Written exercise ▸ Look through the listing for the word "부과하는". Copy each line that has it.

Working data ▸
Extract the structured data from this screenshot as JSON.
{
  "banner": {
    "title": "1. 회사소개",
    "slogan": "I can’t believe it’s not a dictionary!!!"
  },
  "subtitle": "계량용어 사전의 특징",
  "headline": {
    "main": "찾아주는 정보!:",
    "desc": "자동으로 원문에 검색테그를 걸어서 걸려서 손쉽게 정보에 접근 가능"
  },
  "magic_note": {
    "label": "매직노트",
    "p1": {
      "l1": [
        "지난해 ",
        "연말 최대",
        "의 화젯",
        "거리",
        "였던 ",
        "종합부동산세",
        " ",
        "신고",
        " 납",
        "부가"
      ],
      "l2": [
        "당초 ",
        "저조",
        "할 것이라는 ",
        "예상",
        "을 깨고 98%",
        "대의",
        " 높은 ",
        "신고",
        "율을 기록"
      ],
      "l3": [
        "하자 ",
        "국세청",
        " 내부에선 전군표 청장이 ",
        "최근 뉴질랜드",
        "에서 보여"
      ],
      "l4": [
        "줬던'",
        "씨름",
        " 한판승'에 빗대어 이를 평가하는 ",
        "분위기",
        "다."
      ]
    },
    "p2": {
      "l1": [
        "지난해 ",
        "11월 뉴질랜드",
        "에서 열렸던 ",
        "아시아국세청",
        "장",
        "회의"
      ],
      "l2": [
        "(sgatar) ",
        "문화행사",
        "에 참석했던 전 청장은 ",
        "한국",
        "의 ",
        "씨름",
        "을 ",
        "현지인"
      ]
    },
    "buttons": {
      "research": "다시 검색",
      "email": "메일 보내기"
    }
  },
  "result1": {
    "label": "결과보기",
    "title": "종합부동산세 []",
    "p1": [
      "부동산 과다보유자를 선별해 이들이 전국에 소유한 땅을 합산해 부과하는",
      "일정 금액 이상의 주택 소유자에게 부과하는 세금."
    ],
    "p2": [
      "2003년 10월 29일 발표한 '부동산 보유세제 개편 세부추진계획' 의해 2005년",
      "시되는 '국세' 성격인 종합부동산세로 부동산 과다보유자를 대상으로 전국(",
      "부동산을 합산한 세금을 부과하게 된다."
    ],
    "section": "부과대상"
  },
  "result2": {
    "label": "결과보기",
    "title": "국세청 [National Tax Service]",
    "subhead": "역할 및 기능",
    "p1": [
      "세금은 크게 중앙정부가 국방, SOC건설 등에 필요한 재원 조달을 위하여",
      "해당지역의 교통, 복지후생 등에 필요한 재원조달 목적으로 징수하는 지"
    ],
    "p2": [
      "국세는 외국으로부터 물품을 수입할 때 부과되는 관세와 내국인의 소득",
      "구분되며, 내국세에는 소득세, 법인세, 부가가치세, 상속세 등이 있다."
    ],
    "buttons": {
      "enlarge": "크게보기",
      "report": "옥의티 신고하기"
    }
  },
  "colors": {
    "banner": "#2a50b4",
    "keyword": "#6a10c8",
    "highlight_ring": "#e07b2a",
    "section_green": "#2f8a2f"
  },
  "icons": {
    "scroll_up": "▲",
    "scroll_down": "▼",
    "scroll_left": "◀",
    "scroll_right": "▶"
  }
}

Result of this exercise ▸
      "부동산 과다보유자를 선별해 이들이 전국에 소유한 땅을 합산해 부과하는",
      "일정 금액 이상의 주택 소유자에게 부과하는 세금."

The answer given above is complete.